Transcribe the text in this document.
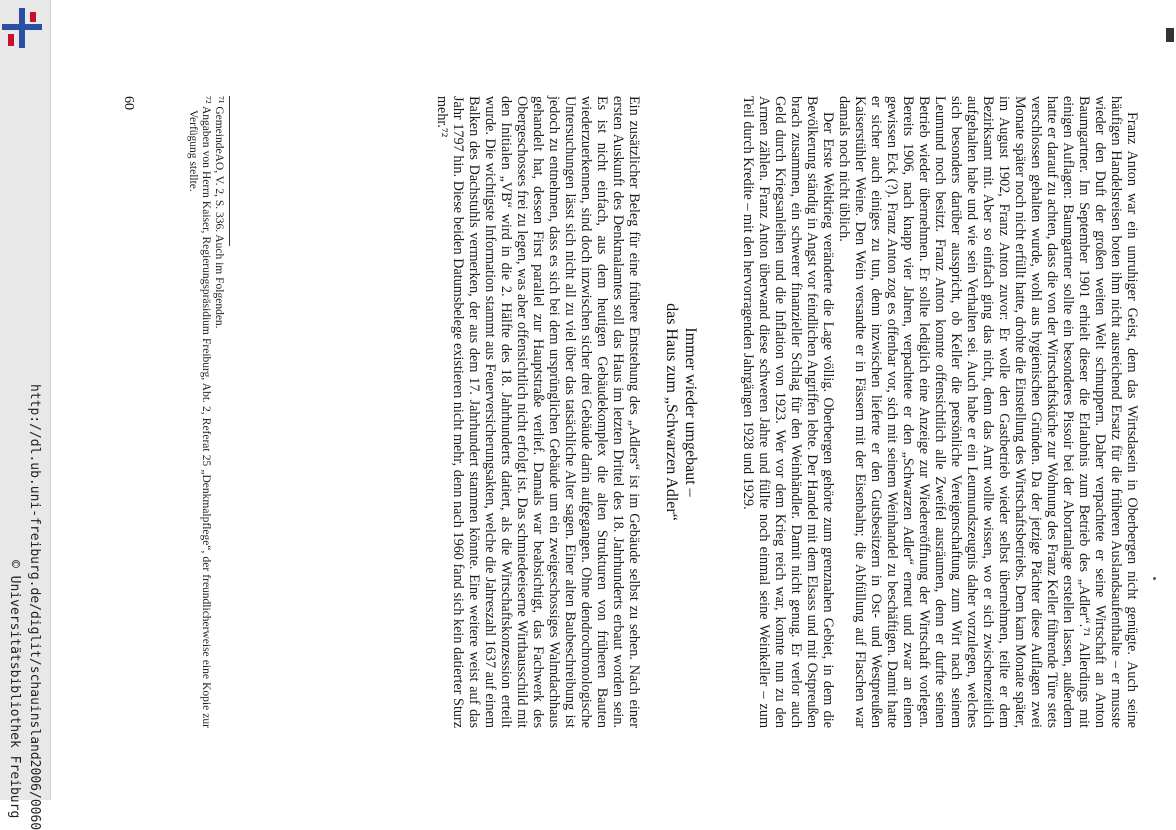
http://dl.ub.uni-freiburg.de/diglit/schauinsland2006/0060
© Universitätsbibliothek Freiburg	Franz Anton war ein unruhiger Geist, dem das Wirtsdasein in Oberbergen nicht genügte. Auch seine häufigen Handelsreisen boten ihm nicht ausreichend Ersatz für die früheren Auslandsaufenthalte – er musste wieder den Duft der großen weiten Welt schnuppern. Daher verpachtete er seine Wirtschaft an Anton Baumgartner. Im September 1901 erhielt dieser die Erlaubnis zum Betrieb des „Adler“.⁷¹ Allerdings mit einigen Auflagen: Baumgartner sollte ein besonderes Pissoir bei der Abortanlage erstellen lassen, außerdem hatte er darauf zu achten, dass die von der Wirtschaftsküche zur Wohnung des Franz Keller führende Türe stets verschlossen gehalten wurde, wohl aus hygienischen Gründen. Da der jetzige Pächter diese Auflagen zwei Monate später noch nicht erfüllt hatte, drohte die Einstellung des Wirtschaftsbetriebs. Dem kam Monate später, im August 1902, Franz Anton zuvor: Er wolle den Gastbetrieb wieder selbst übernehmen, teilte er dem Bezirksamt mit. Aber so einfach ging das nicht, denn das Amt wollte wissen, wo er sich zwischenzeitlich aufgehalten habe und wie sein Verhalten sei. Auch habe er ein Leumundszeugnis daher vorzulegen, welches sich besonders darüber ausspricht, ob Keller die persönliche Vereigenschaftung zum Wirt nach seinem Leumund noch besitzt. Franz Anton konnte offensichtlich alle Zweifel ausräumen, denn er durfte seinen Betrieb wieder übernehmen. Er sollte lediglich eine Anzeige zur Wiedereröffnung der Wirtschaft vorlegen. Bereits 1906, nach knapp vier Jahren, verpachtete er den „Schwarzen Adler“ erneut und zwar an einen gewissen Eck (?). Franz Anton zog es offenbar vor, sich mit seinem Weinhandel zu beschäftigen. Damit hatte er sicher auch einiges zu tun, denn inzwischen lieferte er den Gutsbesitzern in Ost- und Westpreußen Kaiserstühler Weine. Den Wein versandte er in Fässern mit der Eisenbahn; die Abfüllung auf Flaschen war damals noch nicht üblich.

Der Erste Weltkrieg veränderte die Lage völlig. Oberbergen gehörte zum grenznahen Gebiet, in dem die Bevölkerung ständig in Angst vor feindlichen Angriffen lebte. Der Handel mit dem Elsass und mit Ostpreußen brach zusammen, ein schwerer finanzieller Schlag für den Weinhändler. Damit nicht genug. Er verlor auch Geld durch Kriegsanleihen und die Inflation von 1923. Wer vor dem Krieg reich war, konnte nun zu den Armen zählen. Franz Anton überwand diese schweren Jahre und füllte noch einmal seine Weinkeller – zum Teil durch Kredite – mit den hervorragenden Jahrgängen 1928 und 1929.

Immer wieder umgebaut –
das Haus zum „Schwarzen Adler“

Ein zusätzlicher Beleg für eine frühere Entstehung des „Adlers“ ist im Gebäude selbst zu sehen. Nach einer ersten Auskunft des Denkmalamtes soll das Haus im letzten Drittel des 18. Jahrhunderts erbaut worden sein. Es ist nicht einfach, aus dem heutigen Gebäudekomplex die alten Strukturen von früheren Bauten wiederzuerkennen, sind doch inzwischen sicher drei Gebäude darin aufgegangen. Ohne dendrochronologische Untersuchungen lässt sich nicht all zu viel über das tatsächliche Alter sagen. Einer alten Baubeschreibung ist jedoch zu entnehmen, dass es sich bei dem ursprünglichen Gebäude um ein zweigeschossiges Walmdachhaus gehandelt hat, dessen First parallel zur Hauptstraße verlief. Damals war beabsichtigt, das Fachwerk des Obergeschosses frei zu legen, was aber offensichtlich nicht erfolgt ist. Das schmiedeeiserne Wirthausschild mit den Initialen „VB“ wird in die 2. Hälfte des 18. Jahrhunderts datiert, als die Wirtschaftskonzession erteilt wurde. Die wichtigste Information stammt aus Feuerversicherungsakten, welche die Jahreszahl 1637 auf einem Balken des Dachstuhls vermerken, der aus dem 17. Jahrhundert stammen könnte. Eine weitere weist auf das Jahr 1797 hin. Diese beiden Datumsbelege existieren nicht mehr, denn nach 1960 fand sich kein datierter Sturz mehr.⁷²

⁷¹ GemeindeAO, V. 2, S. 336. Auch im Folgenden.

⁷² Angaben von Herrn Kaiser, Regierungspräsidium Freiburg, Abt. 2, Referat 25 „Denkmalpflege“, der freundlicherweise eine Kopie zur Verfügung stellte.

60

■ ■ ■ ■

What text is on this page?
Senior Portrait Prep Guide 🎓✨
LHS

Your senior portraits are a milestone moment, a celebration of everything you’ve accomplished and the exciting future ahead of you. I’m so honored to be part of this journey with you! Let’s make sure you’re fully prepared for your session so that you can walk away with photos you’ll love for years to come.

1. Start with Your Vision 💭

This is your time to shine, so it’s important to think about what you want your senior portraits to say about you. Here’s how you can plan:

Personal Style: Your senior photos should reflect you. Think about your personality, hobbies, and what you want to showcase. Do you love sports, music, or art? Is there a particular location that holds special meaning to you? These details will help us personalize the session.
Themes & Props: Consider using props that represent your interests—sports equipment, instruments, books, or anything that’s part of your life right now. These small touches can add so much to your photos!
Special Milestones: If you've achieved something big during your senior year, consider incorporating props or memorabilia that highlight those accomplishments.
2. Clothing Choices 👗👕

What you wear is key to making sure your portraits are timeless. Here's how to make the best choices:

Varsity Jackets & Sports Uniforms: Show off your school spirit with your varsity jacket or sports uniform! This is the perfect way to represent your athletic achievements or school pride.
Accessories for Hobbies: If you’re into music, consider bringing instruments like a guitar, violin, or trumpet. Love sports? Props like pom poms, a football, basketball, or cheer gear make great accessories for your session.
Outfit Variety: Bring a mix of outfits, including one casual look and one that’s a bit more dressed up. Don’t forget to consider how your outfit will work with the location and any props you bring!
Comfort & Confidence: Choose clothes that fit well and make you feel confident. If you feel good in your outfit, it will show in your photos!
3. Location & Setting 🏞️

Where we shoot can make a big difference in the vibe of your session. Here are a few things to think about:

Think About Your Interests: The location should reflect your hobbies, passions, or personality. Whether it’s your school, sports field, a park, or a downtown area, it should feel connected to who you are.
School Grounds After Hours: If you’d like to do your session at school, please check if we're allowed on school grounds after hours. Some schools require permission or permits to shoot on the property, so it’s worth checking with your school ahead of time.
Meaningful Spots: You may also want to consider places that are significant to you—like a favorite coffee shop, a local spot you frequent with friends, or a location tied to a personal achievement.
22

■ ■ ■ ■

EXERCISE TASK
In the entries above, locate every line with the word "that" and copy it.

SOLUTION TO THIS EXERCISE
Your senior portraits are a milestone moment, a celebration of everything you’ve accomplished and the exciting future ahead of you. I’m so honored to be part of this journey with you! Let’s make sure you’re fully prepared for your session so that you can walk away with photos you’ll love for years to come.
Personal Style: Your senior photos should reflect you. Think about your personality, hobbies, and what you want to showcase. Do you love sports, music, or art? Is there a particular location that holds special meaning to you? These details will help us personalize the session.
Themes & Props: Consider using props that represent your interests—sports equipment, instruments, books, or anything that’s part of your life right now. These small touches can add so much to your photos!
Special Milestones: If you've achieved something big during your senior year, consider incorporating props or memorabilia that highlight those accomplishments.
Outfit Variety: Bring a mix of outfits, including one casual look and one that’s a bit more dressed up. Don’t forget to consider how your outfit will work with the location and any props you bring!
Comfort & Confidence: Choose clothes that fit well and make you feel confident. If you feel good in your outfit, it will show in your photos!
Meaningful Spots: You may also want to consider places that are significant to you—like a favorite coffee shop, a local spot you frequent with friends, or a location tied to a personal achievement.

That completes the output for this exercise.